DIRECTIVE: Update the listing below by replacing "screenshot" with "screen capture" everywhere it appears and keeping every other word unchanged. Leave the pictures out of your answer.

TASK INPUT:
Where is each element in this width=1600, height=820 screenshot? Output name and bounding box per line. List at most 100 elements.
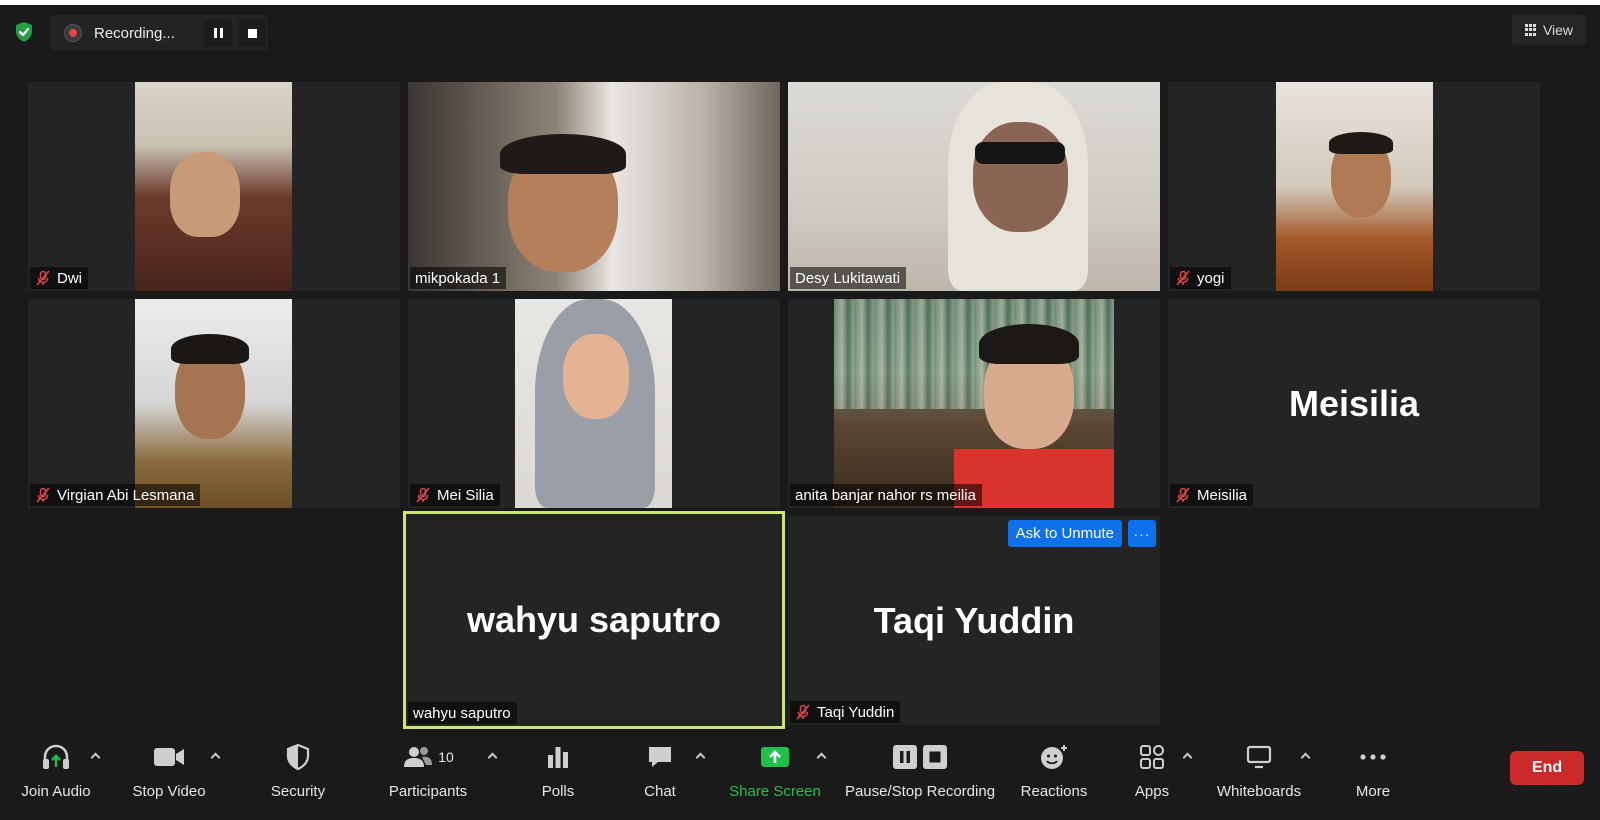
- mic-muted-icon: [36, 270, 50, 286]
- participant-nameplate: Virgian Abi Lesmana: [30, 484, 201, 506]
- stop-video-button[interactable]: Stop Video: [128, 741, 210, 801]
- participants-count: 10: [438, 749, 454, 765]
- ask-to-unmute-button[interactable]: Ask to Unmute: [1007, 520, 1122, 547]
- participant-name: mikpokada 1: [415, 269, 501, 287]
- participant-tile-yogi[interactable]: yogi: [1168, 82, 1540, 291]
- participant-tile-desy[interactable]: Desy Lukitawati: [788, 82, 1160, 291]
- participant-face: [170, 152, 240, 237]
- participant-hair: [171, 334, 249, 364]
- participant-tile-taqi[interactable]: Ask to Unmute ··· Taqi Yuddin Taqi Yuddi…: [788, 516, 1160, 725]
- participant-glasses: [975, 142, 1065, 164]
- join-audio-button[interactable]: Join Audio: [16, 741, 96, 801]
- participant-face: [973, 122, 1068, 232]
- participant-nameplate: Dwi: [30, 267, 88, 289]
- view-button[interactable]: View: [1512, 15, 1586, 45]
- video-camera-icon: [152, 741, 186, 773]
- apps-icon: [1139, 741, 1165, 773]
- participant-nameplate: wahyu saputro: [408, 702, 517, 724]
- whiteboards-label: Whiteboards: [1216, 783, 1302, 800]
- whiteboards-options-caret[interactable]: [1300, 751, 1312, 763]
- chat-options-caret[interactable]: [695, 751, 707, 763]
- smiley-plus-icon: [1039, 741, 1069, 773]
- audio-options-caret[interactable]: [90, 751, 102, 763]
- participant-tile-dwi[interactable]: Dwi: [28, 82, 400, 291]
- whiteboard-icon: [1245, 741, 1273, 773]
- whiteboards-button[interactable]: Whiteboards: [1214, 741, 1304, 801]
- tile-more-button[interactable]: ···: [1128, 520, 1156, 547]
- participant-nameplate: anita banjar nahor rs meilia: [790, 484, 982, 506]
- security-shield-icon: [285, 741, 311, 773]
- reactions-label: Reactions: [1020, 783, 1088, 800]
- participant-nameplate: Desy Lukitawati: [790, 267, 907, 289]
- participant-hair: [500, 134, 626, 174]
- pause-recording-button[interactable]: [204, 19, 232, 47]
- participant-video: [515, 299, 672, 508]
- polls-button[interactable]: Polls: [530, 741, 586, 801]
- mic-muted-icon: [36, 487, 50, 503]
- participants-button[interactable]: 10 Participants: [382, 741, 474, 801]
- share-screen-button[interactable]: Share Screen: [726, 741, 824, 801]
- participant-nameplate: yogi: [1170, 267, 1231, 289]
- participant-video: [834, 299, 1114, 508]
- participant-nameplate: Meisilia: [1170, 484, 1254, 506]
- mic-muted-icon: [1176, 270, 1190, 286]
- video-options-caret[interactable]: [210, 751, 222, 763]
- share-screen-icon: [759, 741, 791, 773]
- participant-tile-virgian[interactable]: Virgian Abi Lesmana: [28, 299, 400, 508]
- participant-tile-anita[interactable]: anita banjar nahor rs meilia: [788, 299, 1160, 508]
- more-label: More: [1355, 783, 1391, 800]
- share-options-caret[interactable]: [816, 751, 828, 763]
- stop-recording-button[interactable]: [238, 19, 266, 47]
- end-meeting-button[interactable]: End: [1510, 751, 1584, 785]
- participant-display-name: Meisilia: [1288, 382, 1420, 424]
- apps-options-caret[interactable]: [1182, 751, 1194, 763]
- participants-label: Participants: [388, 783, 468, 800]
- recording-controls-icon: [892, 741, 948, 773]
- participant-name: Taqi Yuddin: [817, 703, 895, 721]
- participant-nameplate: Taqi Yuddin: [790, 701, 901, 723]
- pause-icon: [213, 28, 223, 38]
- polls-chart-icon: [546, 741, 570, 773]
- participant-tile-mei-silia[interactable]: Mei Silia: [408, 299, 780, 508]
- polls-label: Polls: [541, 783, 575, 800]
- share-screen-label: Share Screen: [729, 783, 821, 800]
- security-label: Security: [270, 783, 326, 800]
- encryption-shield-icon[interactable]: [12, 20, 36, 44]
- participant-display-name: Taqi Yuddin: [873, 599, 1075, 641]
- reactions-button[interactable]: Reactions: [1016, 741, 1092, 801]
- participants-options-caret[interactable]: [487, 751, 499, 763]
- stop-icon: [247, 28, 257, 38]
- meeting-toolbar: Join Audio Stop Video Security 10 Partic…: [0, 735, 1600, 820]
- pause-stop-recording-button[interactable]: Pause/Stop Recording: [842, 741, 998, 801]
- participant-video: [408, 82, 780, 291]
- grid-view-icon: [1524, 24, 1537, 36]
- security-button[interactable]: Security: [266, 741, 330, 801]
- participants-icon: [404, 747, 433, 767]
- participant-tile-wahyu[interactable]: wahyu saputro wahyu saputro: [406, 514, 782, 726]
- participant-hair: [979, 324, 1079, 364]
- join-audio-label: Join Audio: [21, 783, 91, 800]
- participant-video: [135, 82, 292, 291]
- view-label: View: [1542, 22, 1574, 38]
- chat-button[interactable]: Chat: [636, 741, 684, 801]
- chat-bubble-icon: [646, 741, 674, 773]
- participant-video: [788, 82, 1160, 291]
- participant-hair: [1329, 132, 1393, 154]
- headphones-icon: [40, 741, 72, 773]
- meeting-top-bar: Recording... View: [0, 5, 1600, 55]
- ellipsis-icon: [1359, 741, 1387, 773]
- participant-face: [563, 334, 629, 419]
- recording-status: Recording...: [94, 24, 175, 42]
- apps-button[interactable]: Apps: [1128, 741, 1176, 801]
- chat-label: Chat: [644, 783, 676, 800]
- participant-name: Virgian Abi Lesmana: [57, 486, 195, 504]
- more-button[interactable]: More: [1348, 741, 1398, 801]
- participant-tile-mikpokada[interactable]: mikpokada 1: [408, 82, 780, 291]
- participant-tile-meisilia[interactable]: Meisilia Meisilia: [1168, 299, 1540, 508]
- participant-name: Meisilia: [1197, 486, 1248, 504]
- participant-nameplate: mikpokada 1: [410, 267, 507, 289]
- pause-icon: [893, 745, 917, 769]
- participant-display-name: wahyu saputro: [466, 599, 722, 640]
- stop-icon: [923, 745, 947, 769]
- apps-label: Apps: [1134, 783, 1170, 800]
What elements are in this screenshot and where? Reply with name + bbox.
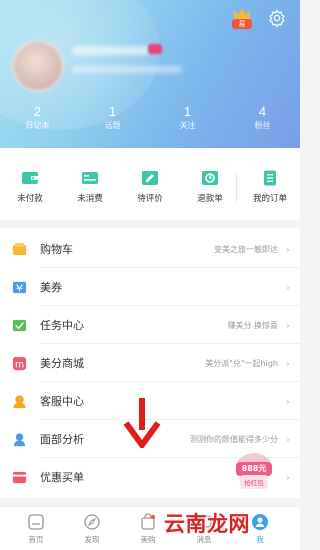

THE ANSWER:
Where is each element in this width=1600, height=820 screen capture? Output name and bounding box per line. List at most 100 elements.
- mic-muted-icon: [36, 270, 50, 286]
- participant-nameplate: Virgian Abi Lesmana: [30, 484, 201, 506]
- stop-video-button[interactable]: Stop Video: [128, 741, 210, 801]
- participants-count: 10: [438, 749, 454, 765]
- ask-to-unmute-button[interactable]: Ask to Unmute: [1007, 520, 1122, 547]
- participant-name: mikpokada 1: [415, 269, 501, 287]
- participant-tile-yogi[interactable]: yogi: [1168, 82, 1540, 291]
- participant-tile-desy[interactable]: Desy Lukitawati: [788, 82, 1160, 291]
- participant-face: [170, 152, 240, 237]
- participant-hair: [171, 334, 249, 364]
- participant-tile-taqi[interactable]: Ask to Unmute ··· Taqi Yuddin Taqi Yuddi…: [788, 516, 1160, 725]
- participant-glasses: [975, 142, 1065, 164]
- join-audio-button[interactable]: Join Audio: [16, 741, 96, 801]
- participant-face: [973, 122, 1068, 232]
- participant-nameplate: Dwi: [30, 267, 88, 289]
- view-button[interactable]: View: [1512, 15, 1586, 45]
- video-camera-icon: [152, 741, 186, 773]
- apps-icon: [1139, 741, 1165, 773]
- participant-nameplate: wahyu saputro: [408, 702, 517, 724]
- whiteboards-label: Whiteboards: [1216, 783, 1302, 800]
- whiteboards-options-caret[interactable]: [1300, 751, 1312, 763]
- chat-options-caret[interactable]: [695, 751, 707, 763]
- smiley-plus-icon: [1039, 741, 1069, 773]
- audio-options-caret[interactable]: [90, 751, 102, 763]
- participant-tile-dwi[interactable]: Dwi: [28, 82, 400, 291]
- whiteboard-icon: [1245, 741, 1273, 773]
- whiteboards-button[interactable]: Whiteboards: [1214, 741, 1304, 801]
- tile-more-button[interactable]: ···: [1128, 520, 1156, 547]
- participant-nameplate: anita banjar nahor rs meilia: [790, 484, 982, 506]
- security-shield-icon: [285, 741, 311, 773]
- reactions-label: Reactions: [1020, 783, 1088, 800]
- participant-nameplate: Desy Lukitawati: [790, 267, 907, 289]
- participant-hair: [500, 134, 626, 174]
- pause-recording-button[interactable]: [204, 19, 232, 47]
- participant-video: [515, 299, 672, 508]
- polls-button[interactable]: Polls: [530, 741, 586, 801]
- mic-muted-icon: [36, 487, 50, 503]
- participants-button[interactable]: 10 Participants: [382, 741, 474, 801]
- share-screen-button[interactable]: Share Screen: [726, 741, 824, 801]
- participant-nameplate: yogi: [1170, 267, 1231, 289]
- participant-video: [834, 299, 1114, 508]
- participant-nameplate: Meisilia: [1170, 484, 1254, 506]
- mic-muted-icon: [1176, 270, 1190, 286]
- video-options-caret[interactable]: [210, 751, 222, 763]
- share-screen-icon: [759, 741, 791, 773]
- participant-tile-virgian[interactable]: Virgian Abi Lesmana: [28, 299, 400, 508]
- participant-tile-anita[interactable]: anita banjar nahor rs meilia: [788, 299, 1160, 508]
- more-label: More: [1355, 783, 1391, 800]
- share-options-caret[interactable]: [816, 751, 828, 763]
- stop-recording-button[interactable]: [238, 19, 266, 47]
- end-meeting-button[interactable]: End: [1510, 751, 1584, 785]
- participant-display-name: Meisilia: [1288, 382, 1420, 424]
- apps-options-caret[interactable]: [1182, 751, 1194, 763]
- participants-label: Participants: [388, 783, 468, 800]
- recording-controls-icon: [892, 741, 948, 773]
- participant-name: Taqi Yuddin: [817, 703, 895, 721]
- participant-nameplate: Taqi Yuddin: [790, 701, 901, 723]
- pause-icon: [213, 28, 223, 38]
- polls-chart-icon: [546, 741, 570, 773]
- participant-tile-mei-silia[interactable]: Mei Silia: [408, 299, 780, 508]
- polls-label: Polls: [541, 783, 575, 800]
- share-screen-label: Share Screen: [729, 783, 821, 800]
- security-label: Security: [270, 783, 326, 800]
- encryption-shield-icon[interactable]: [12, 20, 36, 44]
- participant-display-name: Taqi Yuddin: [873, 599, 1075, 641]
- reactions-button[interactable]: Reactions: [1016, 741, 1092, 801]
- participants-options-caret[interactable]: [487, 751, 499, 763]
- stop-icon: [247, 28, 257, 38]
- meeting-toolbar: Join Audio Stop Video Security 10 Partic…: [0, 735, 1600, 820]
- pause-stop-recording-button[interactable]: Pause/Stop Recording: [842, 741, 998, 801]
- participant-video: [408, 82, 780, 291]
- grid-view-icon: [1524, 24, 1537, 36]
- security-button[interactable]: Security: [266, 741, 330, 801]
- participants-icon: [404, 747, 433, 767]
- participant-tile-wahyu[interactable]: wahyu saputro wahyu saputro: [406, 514, 782, 726]
- participant-hair: [979, 324, 1079, 364]
- join-audio-label: Join Audio: [21, 783, 91, 800]
- participant-video: [135, 82, 292, 291]
- view-label: View: [1542, 22, 1574, 38]
- chat-button[interactable]: Chat: [636, 741, 684, 801]
- chat-bubble-icon: [646, 741, 674, 773]
- participant-video: [788, 82, 1160, 291]
- participant-hair: [1329, 132, 1393, 154]
- headphones-icon: [40, 741, 72, 773]
- meeting-top-bar: Recording... View: [0, 5, 1600, 55]
- ellipsis-icon: [1359, 741, 1387, 773]
- participant-face: [563, 334, 629, 419]
- recording-status: Recording...: [94, 24, 175, 42]
- apps-button[interactable]: Apps: [1128, 741, 1176, 801]
- chat-label: Chat: [644, 783, 676, 800]
- participant-name: Virgian Abi Lesmana: [57, 486, 195, 504]
- more-button[interactable]: More: [1348, 741, 1398, 801]
- participant-tile-mikpokada[interactable]: mikpokada 1: [408, 82, 780, 291]
- participant-tile-meisilia[interactable]: Meisilia Meisilia: [1168, 299, 1540, 508]
- participant-name: Meisilia: [1197, 486, 1248, 504]
- participant-nameplate: mikpokada 1: [410, 267, 507, 289]
- pause-icon: [893, 745, 917, 769]
- participant-display-name: wahyu saputro: [466, 599, 722, 640]
- stop-icon: [923, 745, 947, 769]
- apps-label: Apps: [1134, 783, 1170, 800]
What elements are in this screen capture and where? Reply with name + bbox.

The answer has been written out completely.